- [What you are asked to do]: Say how many lines in the records include the string "good", adding no other words.

Collected data
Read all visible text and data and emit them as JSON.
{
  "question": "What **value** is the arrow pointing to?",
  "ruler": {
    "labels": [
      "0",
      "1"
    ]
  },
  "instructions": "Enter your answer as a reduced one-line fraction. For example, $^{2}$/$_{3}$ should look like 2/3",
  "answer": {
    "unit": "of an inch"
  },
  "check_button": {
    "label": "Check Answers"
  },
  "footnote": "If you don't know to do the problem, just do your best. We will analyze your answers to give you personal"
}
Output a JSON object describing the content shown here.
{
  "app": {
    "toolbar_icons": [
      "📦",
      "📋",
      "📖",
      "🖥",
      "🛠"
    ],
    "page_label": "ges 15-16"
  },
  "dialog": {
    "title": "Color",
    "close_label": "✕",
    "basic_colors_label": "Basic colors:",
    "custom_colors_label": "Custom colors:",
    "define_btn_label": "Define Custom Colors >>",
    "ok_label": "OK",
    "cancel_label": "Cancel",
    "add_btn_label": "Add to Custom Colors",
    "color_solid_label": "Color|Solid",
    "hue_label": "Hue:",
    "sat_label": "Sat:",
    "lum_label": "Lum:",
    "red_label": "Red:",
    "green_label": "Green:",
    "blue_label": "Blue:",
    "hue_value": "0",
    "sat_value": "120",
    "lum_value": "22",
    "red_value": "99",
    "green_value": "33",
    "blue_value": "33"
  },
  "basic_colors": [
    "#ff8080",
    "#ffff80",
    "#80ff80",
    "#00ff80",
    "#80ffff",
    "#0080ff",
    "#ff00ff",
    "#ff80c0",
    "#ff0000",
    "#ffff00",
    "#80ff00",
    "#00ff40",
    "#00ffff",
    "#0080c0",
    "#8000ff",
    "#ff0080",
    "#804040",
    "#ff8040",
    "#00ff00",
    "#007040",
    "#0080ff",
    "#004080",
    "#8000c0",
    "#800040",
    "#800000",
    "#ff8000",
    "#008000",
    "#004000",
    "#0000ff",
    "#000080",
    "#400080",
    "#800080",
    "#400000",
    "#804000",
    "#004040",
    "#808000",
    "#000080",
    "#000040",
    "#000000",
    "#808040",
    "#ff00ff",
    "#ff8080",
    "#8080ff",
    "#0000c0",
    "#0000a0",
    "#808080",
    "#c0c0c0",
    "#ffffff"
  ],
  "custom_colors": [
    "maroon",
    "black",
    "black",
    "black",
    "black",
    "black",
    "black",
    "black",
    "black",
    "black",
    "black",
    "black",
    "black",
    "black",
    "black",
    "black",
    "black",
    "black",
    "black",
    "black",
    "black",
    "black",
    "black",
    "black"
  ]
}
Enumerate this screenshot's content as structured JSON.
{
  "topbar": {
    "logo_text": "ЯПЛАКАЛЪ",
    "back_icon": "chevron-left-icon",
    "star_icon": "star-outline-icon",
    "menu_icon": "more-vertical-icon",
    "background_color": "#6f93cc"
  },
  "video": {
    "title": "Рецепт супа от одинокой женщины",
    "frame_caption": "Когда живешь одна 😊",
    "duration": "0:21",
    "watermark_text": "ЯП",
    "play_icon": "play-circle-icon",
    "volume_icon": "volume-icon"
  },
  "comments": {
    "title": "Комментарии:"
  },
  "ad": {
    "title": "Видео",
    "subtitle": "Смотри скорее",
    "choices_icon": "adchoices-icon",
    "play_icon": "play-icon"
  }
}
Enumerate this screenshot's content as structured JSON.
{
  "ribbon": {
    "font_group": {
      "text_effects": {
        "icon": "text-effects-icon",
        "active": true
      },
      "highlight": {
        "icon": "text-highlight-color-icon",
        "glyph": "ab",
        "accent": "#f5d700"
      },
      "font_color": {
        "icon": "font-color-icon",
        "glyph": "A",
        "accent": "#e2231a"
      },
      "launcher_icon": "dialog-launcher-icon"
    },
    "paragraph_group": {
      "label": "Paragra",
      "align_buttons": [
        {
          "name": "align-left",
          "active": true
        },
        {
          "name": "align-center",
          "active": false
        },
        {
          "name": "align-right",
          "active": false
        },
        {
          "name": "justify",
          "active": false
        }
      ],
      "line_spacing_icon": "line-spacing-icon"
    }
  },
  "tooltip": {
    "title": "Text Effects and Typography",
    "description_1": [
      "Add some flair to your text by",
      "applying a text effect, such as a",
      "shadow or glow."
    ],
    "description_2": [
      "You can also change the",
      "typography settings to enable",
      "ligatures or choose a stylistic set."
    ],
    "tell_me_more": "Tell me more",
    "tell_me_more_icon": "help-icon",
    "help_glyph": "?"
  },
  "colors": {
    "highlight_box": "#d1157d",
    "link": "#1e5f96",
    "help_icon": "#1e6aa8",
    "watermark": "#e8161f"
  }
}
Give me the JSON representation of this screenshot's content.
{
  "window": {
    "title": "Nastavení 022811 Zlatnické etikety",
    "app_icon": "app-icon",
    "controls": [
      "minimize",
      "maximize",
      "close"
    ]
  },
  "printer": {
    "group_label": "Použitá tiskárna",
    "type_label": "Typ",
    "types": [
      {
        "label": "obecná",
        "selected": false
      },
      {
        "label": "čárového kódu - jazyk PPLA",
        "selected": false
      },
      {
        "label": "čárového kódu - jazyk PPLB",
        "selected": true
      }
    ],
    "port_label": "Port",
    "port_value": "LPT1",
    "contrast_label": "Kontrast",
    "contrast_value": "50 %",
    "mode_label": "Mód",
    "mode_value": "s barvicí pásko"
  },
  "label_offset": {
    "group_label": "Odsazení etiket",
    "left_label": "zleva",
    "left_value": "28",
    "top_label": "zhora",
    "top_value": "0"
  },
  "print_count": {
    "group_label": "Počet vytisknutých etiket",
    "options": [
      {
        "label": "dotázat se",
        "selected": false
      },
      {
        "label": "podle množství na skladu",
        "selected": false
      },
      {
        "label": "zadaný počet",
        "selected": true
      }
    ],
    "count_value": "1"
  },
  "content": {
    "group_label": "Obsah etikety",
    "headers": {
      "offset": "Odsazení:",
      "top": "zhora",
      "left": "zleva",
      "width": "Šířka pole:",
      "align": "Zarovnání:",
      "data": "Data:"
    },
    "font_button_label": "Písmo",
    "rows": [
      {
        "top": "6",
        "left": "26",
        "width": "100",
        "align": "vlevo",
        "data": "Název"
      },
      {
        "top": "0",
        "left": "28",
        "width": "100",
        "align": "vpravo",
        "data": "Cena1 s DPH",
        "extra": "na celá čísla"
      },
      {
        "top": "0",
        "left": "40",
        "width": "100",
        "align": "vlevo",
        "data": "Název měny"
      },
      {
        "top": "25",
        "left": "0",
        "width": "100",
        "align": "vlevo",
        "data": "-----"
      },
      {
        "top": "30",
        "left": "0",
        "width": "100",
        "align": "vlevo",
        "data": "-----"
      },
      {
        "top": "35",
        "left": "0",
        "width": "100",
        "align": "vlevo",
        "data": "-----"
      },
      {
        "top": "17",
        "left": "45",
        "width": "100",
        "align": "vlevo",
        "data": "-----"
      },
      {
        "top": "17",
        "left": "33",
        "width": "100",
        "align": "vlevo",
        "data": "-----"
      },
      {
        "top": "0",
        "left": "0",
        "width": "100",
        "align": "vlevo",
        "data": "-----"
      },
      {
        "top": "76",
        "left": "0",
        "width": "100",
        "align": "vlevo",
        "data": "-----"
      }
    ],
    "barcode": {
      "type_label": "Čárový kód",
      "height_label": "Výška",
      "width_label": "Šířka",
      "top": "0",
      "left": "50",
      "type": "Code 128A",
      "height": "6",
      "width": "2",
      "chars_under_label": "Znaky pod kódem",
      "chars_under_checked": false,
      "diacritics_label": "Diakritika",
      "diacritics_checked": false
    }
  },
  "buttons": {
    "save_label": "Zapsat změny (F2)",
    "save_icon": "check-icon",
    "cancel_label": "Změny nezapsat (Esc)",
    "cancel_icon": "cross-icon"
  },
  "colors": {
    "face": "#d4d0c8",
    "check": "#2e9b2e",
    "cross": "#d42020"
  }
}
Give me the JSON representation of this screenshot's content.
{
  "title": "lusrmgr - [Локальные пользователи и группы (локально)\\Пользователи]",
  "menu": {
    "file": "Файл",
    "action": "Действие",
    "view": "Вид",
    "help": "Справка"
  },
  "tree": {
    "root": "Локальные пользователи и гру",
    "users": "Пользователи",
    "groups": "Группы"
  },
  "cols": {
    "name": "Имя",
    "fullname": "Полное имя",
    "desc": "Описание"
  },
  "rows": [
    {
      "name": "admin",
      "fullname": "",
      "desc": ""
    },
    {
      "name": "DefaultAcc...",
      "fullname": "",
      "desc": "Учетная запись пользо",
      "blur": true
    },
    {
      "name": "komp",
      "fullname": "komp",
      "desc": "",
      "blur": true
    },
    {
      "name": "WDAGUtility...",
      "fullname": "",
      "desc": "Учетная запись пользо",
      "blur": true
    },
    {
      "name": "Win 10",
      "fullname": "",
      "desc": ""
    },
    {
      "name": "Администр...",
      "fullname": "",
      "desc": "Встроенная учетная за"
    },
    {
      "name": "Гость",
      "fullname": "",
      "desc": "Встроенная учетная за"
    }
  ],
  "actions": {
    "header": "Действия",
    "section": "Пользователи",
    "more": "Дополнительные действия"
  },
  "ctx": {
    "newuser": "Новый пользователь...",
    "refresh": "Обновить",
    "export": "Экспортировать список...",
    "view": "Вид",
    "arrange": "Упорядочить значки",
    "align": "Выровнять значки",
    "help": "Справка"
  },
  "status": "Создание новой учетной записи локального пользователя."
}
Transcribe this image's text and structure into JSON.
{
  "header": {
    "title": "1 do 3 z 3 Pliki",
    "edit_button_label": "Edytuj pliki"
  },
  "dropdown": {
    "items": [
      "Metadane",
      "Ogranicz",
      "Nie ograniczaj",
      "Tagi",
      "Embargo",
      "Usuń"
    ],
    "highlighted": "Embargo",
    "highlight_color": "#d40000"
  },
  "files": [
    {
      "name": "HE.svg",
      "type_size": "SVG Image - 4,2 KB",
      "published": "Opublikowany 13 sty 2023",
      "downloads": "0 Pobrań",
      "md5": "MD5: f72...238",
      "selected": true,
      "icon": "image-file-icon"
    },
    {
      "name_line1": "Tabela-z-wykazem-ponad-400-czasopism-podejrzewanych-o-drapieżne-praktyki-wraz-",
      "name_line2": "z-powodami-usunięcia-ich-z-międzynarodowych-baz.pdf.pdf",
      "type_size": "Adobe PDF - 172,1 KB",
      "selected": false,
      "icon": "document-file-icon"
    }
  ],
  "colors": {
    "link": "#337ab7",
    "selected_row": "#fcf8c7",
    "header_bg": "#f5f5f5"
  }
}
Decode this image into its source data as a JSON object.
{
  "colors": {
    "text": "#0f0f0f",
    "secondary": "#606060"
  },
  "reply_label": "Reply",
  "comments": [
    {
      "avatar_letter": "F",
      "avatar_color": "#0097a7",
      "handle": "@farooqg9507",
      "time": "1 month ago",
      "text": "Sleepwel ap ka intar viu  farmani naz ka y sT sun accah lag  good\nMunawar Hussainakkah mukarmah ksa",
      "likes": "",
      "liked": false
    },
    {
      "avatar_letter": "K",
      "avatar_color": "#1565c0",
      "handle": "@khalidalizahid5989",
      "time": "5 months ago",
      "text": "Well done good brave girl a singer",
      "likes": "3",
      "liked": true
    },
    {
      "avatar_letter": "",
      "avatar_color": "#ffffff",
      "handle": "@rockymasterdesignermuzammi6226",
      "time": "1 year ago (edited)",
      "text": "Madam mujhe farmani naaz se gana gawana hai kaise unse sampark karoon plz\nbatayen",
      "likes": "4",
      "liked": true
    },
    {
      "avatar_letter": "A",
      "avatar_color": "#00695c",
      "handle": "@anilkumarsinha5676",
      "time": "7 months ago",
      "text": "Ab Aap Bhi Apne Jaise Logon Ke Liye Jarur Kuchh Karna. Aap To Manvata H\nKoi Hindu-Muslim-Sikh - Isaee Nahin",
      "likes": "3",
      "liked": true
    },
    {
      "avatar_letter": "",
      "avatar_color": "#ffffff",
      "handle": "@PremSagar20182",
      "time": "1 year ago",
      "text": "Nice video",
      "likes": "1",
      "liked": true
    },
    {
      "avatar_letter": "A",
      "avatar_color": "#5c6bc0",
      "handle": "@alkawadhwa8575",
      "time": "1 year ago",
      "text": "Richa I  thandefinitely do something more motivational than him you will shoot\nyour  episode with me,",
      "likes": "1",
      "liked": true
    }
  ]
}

- [Correct answer]: 2